● **Prompt**: Go through the material below and report how many lines contain "correction". Give only the number.

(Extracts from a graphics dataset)
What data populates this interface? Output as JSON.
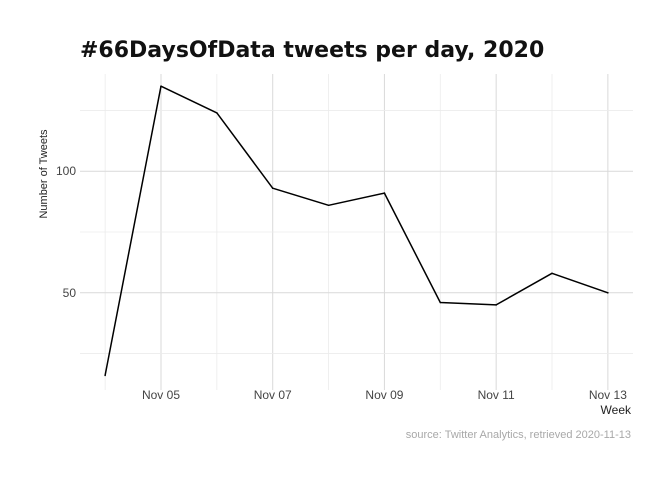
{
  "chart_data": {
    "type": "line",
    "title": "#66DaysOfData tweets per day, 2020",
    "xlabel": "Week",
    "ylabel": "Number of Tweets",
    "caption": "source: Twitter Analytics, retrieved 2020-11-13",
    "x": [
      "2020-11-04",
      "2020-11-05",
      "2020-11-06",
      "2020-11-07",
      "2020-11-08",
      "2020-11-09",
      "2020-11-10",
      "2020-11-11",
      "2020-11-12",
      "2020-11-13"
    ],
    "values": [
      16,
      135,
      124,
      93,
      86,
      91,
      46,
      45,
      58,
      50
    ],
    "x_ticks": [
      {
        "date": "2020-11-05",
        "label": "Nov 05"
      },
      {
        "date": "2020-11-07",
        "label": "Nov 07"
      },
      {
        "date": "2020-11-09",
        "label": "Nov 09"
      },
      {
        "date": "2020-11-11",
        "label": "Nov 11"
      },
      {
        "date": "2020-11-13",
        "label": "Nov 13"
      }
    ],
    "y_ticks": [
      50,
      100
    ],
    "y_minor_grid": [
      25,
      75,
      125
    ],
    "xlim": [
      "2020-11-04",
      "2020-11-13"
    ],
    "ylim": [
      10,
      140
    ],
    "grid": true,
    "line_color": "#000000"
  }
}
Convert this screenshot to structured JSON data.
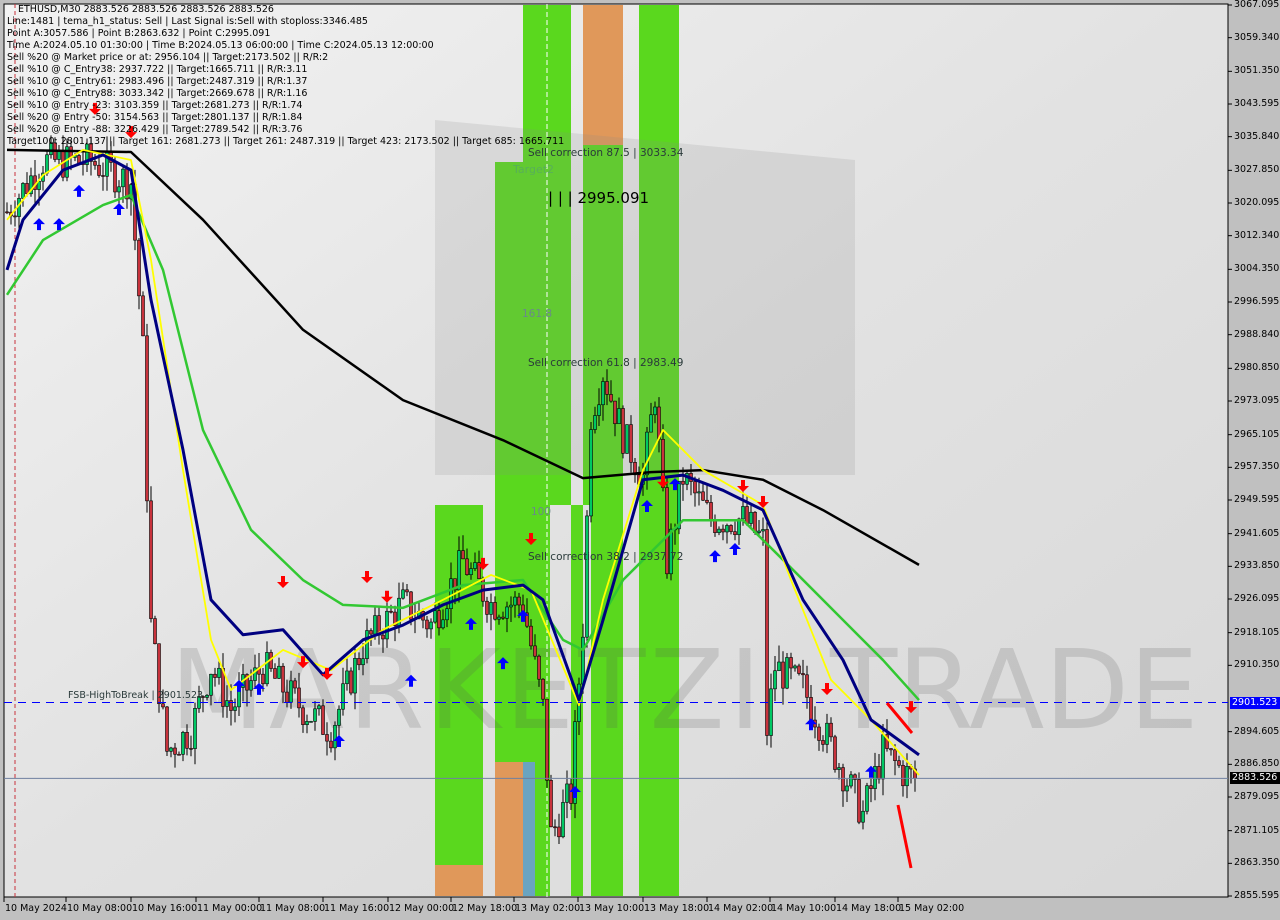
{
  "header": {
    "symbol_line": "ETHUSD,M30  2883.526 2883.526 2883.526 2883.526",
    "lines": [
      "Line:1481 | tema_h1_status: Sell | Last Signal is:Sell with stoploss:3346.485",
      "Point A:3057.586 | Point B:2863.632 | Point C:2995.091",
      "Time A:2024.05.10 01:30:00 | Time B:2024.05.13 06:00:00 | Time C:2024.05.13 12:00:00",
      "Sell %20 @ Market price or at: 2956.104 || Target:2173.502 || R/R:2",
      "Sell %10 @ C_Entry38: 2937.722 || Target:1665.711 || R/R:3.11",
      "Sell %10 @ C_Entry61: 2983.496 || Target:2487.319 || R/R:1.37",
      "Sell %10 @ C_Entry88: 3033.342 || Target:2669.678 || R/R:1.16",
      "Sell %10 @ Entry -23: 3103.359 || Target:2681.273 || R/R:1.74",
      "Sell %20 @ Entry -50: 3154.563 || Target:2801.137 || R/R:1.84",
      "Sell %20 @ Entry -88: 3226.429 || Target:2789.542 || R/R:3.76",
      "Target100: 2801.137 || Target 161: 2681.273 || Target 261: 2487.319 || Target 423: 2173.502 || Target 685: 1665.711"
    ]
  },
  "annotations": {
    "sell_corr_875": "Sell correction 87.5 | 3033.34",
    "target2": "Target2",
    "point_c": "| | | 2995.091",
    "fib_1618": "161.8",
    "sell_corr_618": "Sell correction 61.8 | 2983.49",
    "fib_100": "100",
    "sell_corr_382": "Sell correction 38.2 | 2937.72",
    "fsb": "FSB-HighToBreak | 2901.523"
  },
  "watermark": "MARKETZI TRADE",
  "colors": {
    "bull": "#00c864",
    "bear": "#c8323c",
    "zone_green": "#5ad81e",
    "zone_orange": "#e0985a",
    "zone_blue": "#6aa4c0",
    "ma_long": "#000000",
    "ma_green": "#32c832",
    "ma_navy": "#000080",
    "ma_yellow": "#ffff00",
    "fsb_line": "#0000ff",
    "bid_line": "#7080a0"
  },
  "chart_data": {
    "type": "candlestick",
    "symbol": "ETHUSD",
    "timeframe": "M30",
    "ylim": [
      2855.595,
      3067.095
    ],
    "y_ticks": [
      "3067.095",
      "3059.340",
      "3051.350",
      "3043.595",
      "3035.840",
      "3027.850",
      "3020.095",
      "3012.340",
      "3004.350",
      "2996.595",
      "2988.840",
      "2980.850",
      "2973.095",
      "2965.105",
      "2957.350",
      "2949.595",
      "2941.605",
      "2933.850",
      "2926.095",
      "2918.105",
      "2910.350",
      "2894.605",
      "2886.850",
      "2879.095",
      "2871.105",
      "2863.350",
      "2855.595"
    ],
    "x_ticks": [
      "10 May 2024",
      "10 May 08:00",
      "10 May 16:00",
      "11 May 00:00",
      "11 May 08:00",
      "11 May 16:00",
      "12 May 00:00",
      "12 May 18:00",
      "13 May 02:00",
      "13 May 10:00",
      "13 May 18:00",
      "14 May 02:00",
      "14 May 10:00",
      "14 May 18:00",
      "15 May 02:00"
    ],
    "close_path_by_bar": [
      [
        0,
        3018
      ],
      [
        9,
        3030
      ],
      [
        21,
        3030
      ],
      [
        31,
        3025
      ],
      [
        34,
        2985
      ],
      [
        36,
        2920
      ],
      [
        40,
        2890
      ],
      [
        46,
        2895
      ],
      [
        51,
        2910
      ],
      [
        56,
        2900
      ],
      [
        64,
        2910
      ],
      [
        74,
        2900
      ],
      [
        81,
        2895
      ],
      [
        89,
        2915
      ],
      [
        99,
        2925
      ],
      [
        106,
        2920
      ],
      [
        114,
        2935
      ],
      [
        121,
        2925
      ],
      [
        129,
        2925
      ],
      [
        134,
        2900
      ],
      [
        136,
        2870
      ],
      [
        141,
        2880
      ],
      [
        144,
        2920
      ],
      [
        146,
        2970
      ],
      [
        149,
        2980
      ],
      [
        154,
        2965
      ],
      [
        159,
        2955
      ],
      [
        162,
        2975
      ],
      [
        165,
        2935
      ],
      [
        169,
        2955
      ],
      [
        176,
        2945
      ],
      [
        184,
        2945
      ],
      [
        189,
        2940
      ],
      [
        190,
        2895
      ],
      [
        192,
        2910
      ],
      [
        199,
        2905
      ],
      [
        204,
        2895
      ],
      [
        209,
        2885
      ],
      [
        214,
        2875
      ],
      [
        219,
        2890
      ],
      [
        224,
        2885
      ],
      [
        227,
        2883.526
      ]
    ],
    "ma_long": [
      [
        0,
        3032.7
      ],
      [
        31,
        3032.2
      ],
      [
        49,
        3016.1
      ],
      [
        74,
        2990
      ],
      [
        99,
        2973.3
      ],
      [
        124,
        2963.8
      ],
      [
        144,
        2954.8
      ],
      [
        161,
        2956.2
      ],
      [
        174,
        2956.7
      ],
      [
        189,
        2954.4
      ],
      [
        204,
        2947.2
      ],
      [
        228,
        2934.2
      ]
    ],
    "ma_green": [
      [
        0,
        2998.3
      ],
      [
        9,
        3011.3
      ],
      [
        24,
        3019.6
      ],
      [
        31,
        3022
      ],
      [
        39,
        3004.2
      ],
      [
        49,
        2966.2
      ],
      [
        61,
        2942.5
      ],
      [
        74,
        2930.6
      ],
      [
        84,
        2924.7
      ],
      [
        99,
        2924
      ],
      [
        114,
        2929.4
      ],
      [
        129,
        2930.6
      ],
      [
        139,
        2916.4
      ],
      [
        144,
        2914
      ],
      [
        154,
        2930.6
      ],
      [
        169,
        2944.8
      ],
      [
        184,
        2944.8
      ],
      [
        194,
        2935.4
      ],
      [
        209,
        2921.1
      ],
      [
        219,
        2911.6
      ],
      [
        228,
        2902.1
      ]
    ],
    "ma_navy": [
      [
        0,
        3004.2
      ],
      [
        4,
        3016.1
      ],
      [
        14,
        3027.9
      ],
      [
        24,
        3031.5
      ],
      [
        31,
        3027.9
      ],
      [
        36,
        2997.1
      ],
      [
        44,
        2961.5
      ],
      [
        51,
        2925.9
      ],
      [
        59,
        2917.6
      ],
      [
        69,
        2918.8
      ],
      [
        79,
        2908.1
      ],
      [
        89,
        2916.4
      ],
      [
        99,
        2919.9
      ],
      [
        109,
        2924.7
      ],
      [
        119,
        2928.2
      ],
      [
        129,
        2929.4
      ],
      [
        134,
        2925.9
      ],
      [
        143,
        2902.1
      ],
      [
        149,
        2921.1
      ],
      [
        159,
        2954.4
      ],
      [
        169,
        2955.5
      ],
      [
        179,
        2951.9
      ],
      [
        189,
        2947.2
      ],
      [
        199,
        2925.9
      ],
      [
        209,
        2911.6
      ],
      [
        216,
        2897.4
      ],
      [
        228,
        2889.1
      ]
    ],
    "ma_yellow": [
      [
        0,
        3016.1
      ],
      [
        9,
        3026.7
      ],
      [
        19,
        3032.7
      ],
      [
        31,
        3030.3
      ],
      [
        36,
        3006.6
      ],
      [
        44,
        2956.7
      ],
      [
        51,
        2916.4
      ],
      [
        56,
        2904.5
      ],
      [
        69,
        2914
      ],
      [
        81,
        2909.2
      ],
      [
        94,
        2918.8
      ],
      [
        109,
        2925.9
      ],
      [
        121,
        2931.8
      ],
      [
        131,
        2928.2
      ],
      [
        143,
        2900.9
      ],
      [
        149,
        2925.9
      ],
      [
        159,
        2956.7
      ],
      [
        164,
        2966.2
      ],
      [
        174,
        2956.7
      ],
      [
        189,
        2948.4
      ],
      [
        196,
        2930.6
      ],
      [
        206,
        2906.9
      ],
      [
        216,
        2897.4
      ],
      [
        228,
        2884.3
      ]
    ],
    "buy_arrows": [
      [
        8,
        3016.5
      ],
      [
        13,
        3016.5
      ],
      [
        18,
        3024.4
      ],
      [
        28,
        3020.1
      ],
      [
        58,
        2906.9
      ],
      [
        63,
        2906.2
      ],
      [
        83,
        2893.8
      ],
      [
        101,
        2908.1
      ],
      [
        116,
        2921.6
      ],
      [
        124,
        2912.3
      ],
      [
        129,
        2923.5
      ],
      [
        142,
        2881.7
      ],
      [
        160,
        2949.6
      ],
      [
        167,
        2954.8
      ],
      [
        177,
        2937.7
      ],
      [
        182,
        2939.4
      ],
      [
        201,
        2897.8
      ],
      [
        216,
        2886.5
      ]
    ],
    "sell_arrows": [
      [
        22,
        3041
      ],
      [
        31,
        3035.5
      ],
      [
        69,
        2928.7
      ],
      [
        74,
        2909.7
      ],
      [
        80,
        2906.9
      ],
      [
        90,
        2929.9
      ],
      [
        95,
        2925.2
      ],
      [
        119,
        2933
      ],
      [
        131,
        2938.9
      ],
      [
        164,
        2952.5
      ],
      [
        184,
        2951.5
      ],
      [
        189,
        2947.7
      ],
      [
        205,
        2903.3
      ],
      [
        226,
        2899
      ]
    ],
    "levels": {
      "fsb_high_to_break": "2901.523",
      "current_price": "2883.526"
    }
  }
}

● **Task result**: 3